## Requirement
Please give the entries again in full and exactly, without any picture.

## Stored data
----

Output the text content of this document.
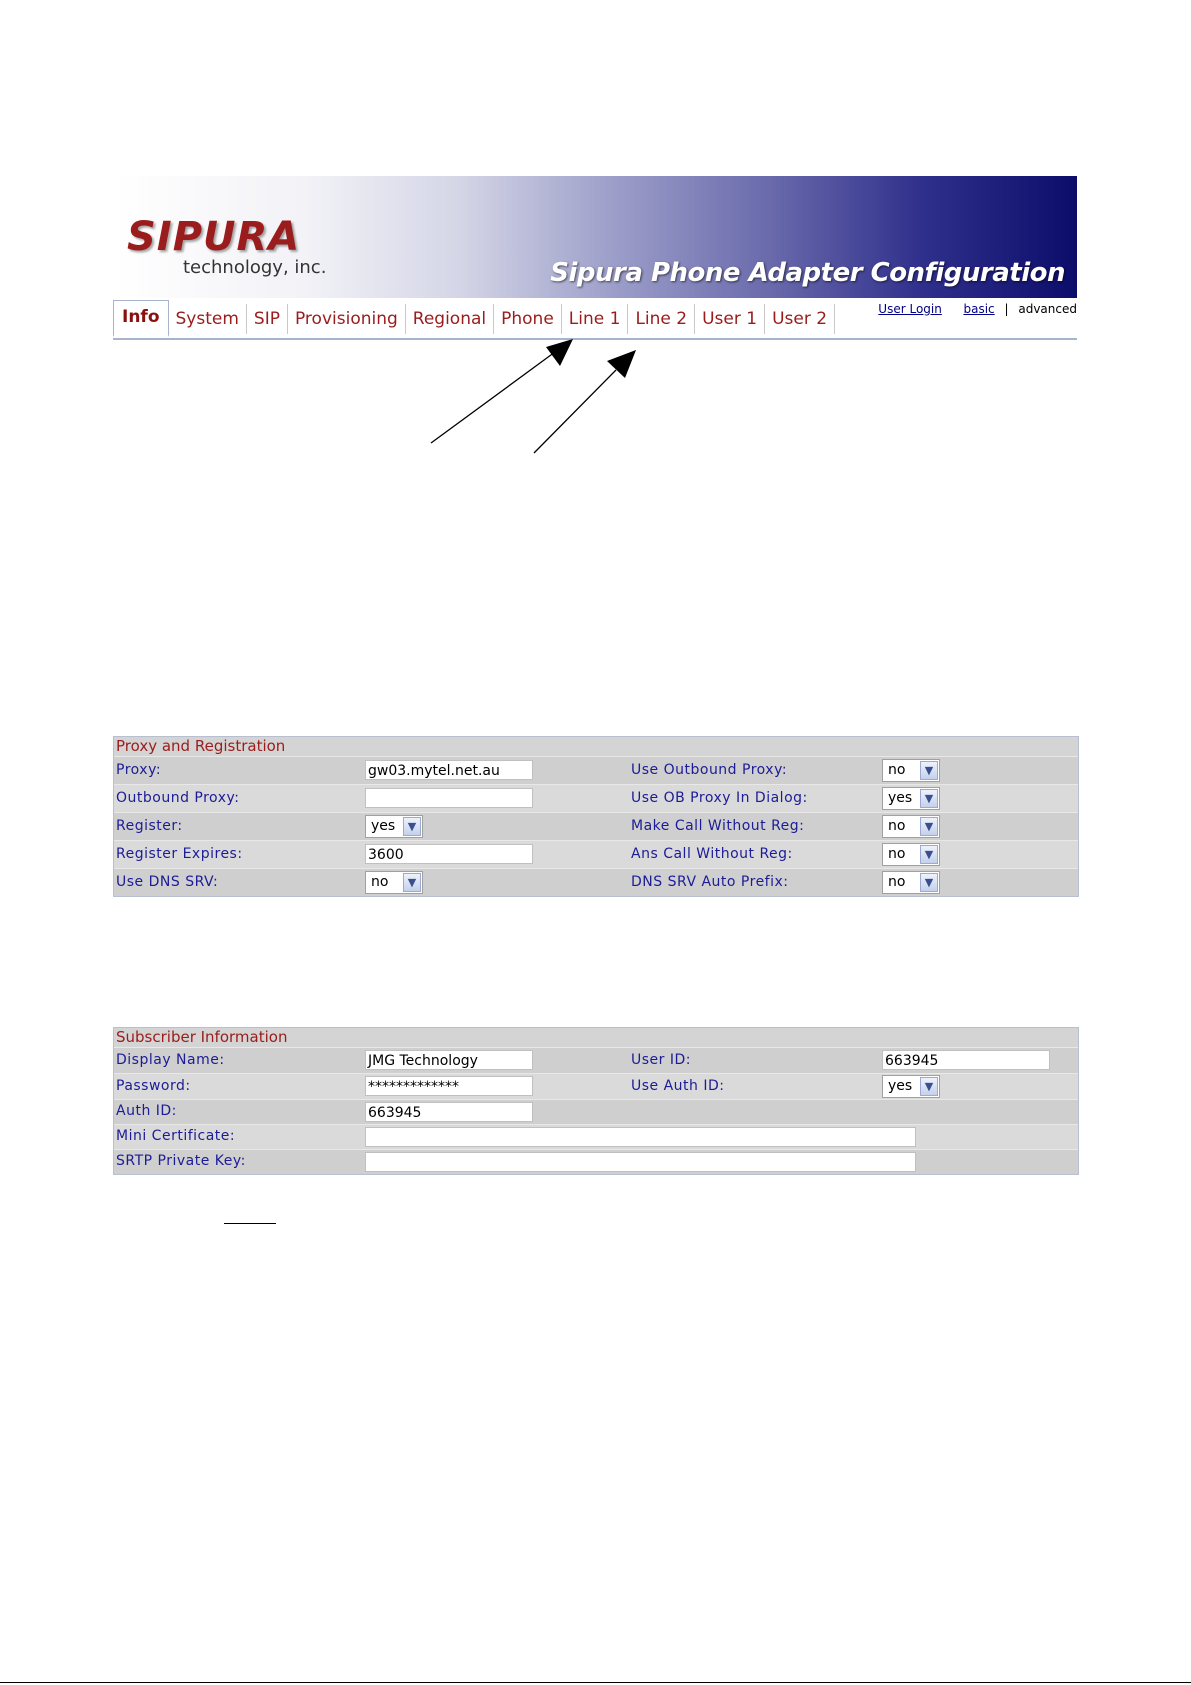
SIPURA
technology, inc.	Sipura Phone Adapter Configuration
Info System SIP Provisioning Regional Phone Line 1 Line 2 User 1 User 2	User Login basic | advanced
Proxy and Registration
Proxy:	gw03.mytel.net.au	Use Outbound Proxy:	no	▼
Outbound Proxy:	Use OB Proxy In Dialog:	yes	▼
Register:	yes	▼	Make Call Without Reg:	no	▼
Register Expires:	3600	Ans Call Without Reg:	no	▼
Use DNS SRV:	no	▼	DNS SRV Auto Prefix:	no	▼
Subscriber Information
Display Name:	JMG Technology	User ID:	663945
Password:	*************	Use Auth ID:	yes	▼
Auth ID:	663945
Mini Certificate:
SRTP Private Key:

----

## Right answer
Output the text content of this document.
SIPURA
technology, inc.	Sipura Phone Adapter Configuration
Info System SIP Provisioning Regional Phone Line 1 Line 2 User 1 User 2	User Login basic | advanced
Proxy and Registration
Proxy:	gw03.mytel.net.au	Use Outbound Proxy:	no	▼
Outbound Proxy:	Use OB Proxy In Dialog:	yes	▼
Register:	yes	▼	Make Call Without Reg:	no	▼
Register Expires:	3600	Ans Call Without Reg:	no	▼
Use DNS SRV:	no	▼	DNS SRV Auto Prefix:	no	▼
Subscriber Information
Display Name:	JMG Technology	User ID:	663945
Password:	*************	Use Auth ID:	yes	▼
Auth ID:	663945
Mini Certificate:
SRTP Private Key:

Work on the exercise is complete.